[Task statement] Can you find the lines of the listing that include "tylna" and copy every one?

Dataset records
○ ○ ○ ○

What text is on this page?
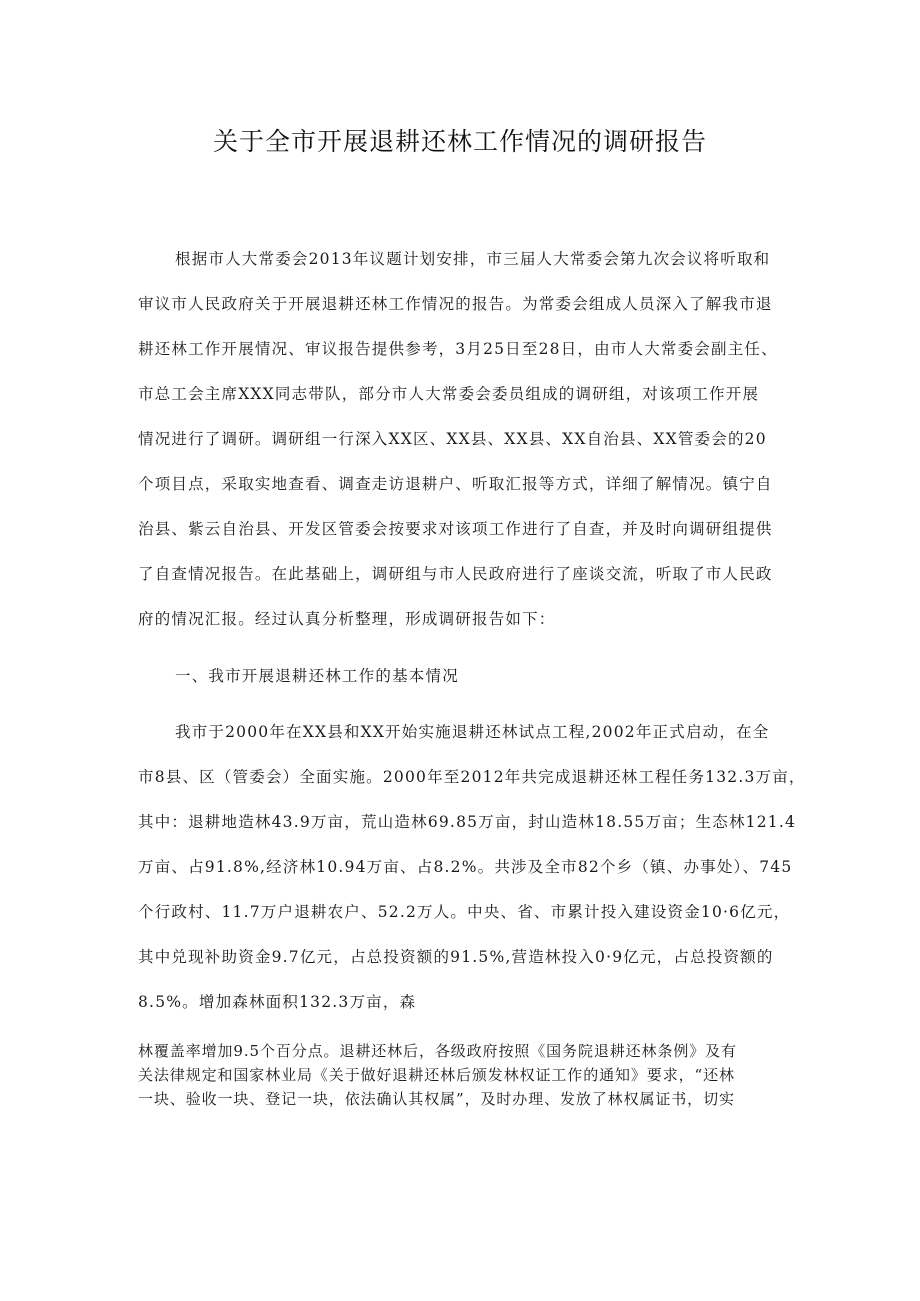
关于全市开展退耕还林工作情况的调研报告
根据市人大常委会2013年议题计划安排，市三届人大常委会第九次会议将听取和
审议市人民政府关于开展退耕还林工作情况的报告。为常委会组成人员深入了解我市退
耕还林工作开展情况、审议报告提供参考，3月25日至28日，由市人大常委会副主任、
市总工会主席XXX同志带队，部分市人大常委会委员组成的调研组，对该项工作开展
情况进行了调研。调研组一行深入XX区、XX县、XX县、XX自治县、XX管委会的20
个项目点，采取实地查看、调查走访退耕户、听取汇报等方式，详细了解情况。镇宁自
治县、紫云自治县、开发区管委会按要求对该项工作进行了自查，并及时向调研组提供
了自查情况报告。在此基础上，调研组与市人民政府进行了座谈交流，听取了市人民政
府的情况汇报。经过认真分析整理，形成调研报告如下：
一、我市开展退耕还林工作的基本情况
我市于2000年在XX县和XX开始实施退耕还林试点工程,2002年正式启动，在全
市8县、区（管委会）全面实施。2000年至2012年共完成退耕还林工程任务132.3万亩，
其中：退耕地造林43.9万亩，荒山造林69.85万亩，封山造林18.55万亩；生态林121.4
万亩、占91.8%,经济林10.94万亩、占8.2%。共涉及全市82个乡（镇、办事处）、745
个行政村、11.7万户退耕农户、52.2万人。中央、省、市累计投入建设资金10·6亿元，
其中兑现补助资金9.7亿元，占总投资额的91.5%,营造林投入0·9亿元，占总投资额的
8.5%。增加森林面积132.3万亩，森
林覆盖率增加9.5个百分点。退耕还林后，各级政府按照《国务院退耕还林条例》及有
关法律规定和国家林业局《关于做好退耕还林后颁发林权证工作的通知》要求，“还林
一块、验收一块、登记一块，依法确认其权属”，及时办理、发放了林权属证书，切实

○ ○ ○ ○

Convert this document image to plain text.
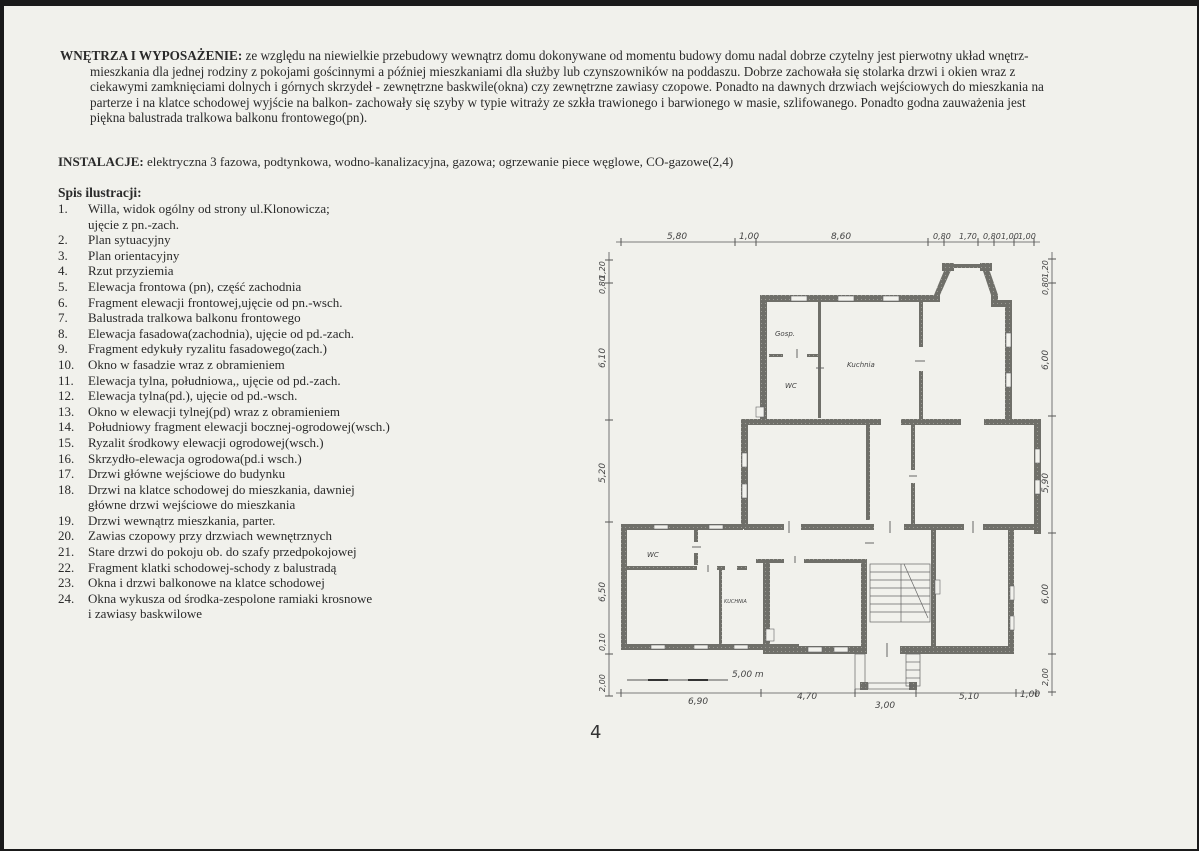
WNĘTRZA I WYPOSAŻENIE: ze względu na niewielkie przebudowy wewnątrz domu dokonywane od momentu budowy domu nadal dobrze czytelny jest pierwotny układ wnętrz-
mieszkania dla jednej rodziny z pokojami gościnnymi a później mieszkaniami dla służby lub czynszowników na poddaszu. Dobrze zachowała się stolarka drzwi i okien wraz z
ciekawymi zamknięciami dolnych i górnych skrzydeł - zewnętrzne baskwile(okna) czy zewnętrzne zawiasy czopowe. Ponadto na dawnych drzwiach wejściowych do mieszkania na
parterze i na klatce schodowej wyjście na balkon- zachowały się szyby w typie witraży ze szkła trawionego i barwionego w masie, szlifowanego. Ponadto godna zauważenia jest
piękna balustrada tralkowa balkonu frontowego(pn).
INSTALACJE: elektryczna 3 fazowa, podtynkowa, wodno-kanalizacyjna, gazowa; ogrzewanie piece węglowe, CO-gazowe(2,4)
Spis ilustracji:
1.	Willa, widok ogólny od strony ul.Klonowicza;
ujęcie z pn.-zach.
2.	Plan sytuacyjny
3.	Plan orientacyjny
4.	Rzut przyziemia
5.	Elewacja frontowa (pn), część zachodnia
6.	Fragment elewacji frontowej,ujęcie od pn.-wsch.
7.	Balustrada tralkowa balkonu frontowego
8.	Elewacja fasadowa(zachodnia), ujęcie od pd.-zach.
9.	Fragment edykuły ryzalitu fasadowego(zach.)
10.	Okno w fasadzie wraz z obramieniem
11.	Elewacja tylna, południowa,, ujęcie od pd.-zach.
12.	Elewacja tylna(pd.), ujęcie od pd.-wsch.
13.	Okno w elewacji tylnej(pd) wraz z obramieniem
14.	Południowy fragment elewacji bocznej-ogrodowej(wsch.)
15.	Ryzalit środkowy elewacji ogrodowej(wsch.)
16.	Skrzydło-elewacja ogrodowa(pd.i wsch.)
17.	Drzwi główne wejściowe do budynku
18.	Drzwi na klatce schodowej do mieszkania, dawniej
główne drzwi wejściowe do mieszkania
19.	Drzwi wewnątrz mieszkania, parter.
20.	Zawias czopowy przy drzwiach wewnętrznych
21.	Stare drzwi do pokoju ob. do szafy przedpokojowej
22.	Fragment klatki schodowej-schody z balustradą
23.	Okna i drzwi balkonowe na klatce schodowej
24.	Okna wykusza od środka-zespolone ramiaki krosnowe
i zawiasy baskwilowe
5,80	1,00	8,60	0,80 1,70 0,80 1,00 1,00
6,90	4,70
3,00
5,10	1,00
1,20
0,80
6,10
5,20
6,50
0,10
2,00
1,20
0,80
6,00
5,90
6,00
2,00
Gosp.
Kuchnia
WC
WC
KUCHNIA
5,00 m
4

○ ○ ○ ○

[Task solution]
11.	Elewacja tylna, południowa,, ujęcie od pd.-zach.
12.	Elewacja tylna(pd.), ujęcie od pd.-wsch.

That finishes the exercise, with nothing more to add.